§ **SHORT EXERCISE**:
Below are records; state how many of their lines hold the word "Crown", and give only the figure.

§ **AVAILABLE DATA**:
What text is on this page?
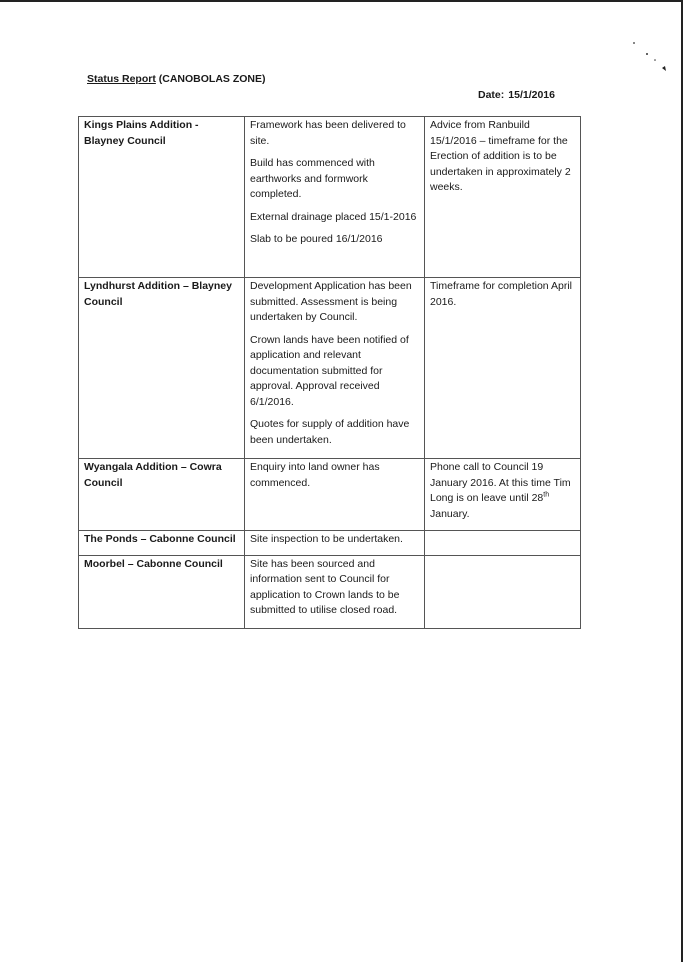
Status Report (CANOBOLAS ZONE)
Date: 15/1/2016
Kings Plains Addition - Blayney Council	Framework has been delivered to site.

Build has commenced with earthworks and formwork completed.

External drainage placed 15/1-2016

Slab to be poured 16/1/2016	Advice from Ranbuild 15/1/2016 – timeframe for the Erection of addition is to be undertaken in approximately 2 weeks.

Lyndhurst Addition – Blayney Council	Development Application has been submitted. Assessment is being undertaken by Council.

Crown lands have been notified of application and relevant documentation submitted for approval. Approval received 6/1/2016.

Quotes for supply of addition have been undertaken.	Timeframe for completion April 2016.

Wyangala Addition – Cowra Council	Enquiry into land owner has commenced.	Phone call to Council 19 January 2016. At this time Tim Long is on leave until 28th January.

The Ponds – Cabonne Council	Site inspection to be undertaken.	

Moorbel – Cabonne Council	Site has been sourced and information sent to Council for application to Crown lands to be submitted to utilise closed road.	
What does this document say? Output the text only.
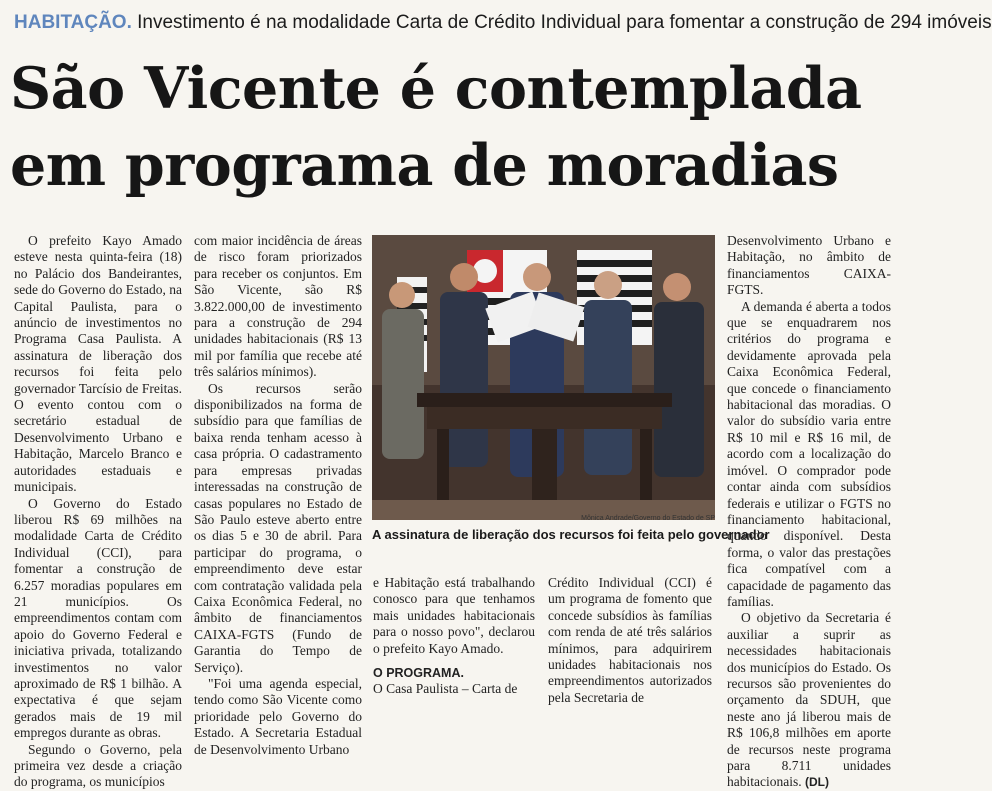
HABITAÇÃO. Investimento é na modalidade Carta de Crédito Individual para fomentar a construção de 294 imóveis
São Vicente é contemplada
em programa de moradias

O prefeito Kayo Amado esteve nesta quinta-feira (18) no Palácio dos Bandeirantes, sede do Governo do Estado, na Capital Paulista, para o anúncio de investimentos no Programa Casa Paulista. A assinatura de liberação dos recursos foi feita pelo governador Tarcísio de Freitas. O evento contou com o secretário estadual de Desenvolvimento Urbano e Habitação, Marcelo Branco e autoridades estaduais e municipais.

O Governo do Estado liberou R$ 69 milhões na modalidade Carta de Crédito Individual (CCI), para fomentar a construção de 6.257 moradias populares em 21 municípios. Os empreendimentos contam com apoio do Governo Federal e iniciativa privada, totalizando investimentos no valor aproximado de R$ 1 bilhão. A expectativa é que sejam gerados mais de 19 mil empregos durante as obras.

Segundo o Governo, pela primeira vez desde a criação do programa, os municípios

com maior incidência de áreas de risco foram priorizados para receber os conjuntos. Em São Vicente, são R$ 3.822.000,00 de investimento para a construção de 294 unidades habitacionais (R$ 13 mil por família que recebe até três salários mínimos).

Os recursos serão disponibilizados na forma de subsídio para que famílias de baixa renda tenham acesso à casa própria. O cadastramento para empresas privadas interessadas na construção de casas populares no Estado de São Paulo esteve aberto entre os dias 5 e 30 de abril. Para participar do programa, o empreendimento deve estar com contratação validada pela Caixa Econômica Federal, no âmbito de financiamentos CAIXA-FGTS (Fundo de Garantia do Tempo de Serviço).

"Foi uma agenda especial, tendo como São Vicente como prioridade pelo Governo do Estado. A Secretaria Estadual de Desenvolvimento Urbano

Mônica Andrade/Governo do Estado de SP
A assinatura de liberação dos recursos foi feita pelo governador

e Habitação está trabalhando conosco para que tenhamos mais unidades habitacionais para o nosso povo", declarou o prefeito Kayo Amado.

O PROGRAMA.

O Casa Paulista – Carta de

Crédito Individual (CCI) é um programa de fomento que concede subsídios às famílias com renda de até três salários mínimos, para adquirirem unidades habitacionais nos empreendimentos autorizados pela Secretaria de

Desenvolvimento Urbano e Habitação, no âmbito de financiamentos CAIXA-FGTS.

A demanda é aberta a todos que se enquadrarem nos critérios do programa e devidamente aprovada pela Caixa Econômica Federal, que concede o financiamento habitacional das moradias. O valor do subsídio varia entre R$ 10 mil e R$ 16 mil, de acordo com a localização do imóvel. O comprador pode contar ainda com subsídios federais e utilizar o FGTS no financiamento habitacional, quando disponível. Desta forma, o valor das prestações fica compatível com a capacidade de pagamento das famílias.

O objetivo da Secretaria é auxiliar a suprir as necessidades habitacionais dos municípios do Estado. Os recursos são provenientes do orçamento da SDUH, que neste ano já liberou mais de R$ 106,8 milhões em aporte de recursos neste programa para 8.711 unidades habitacionais. (DL)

§ **TASK SOLUTION**:
2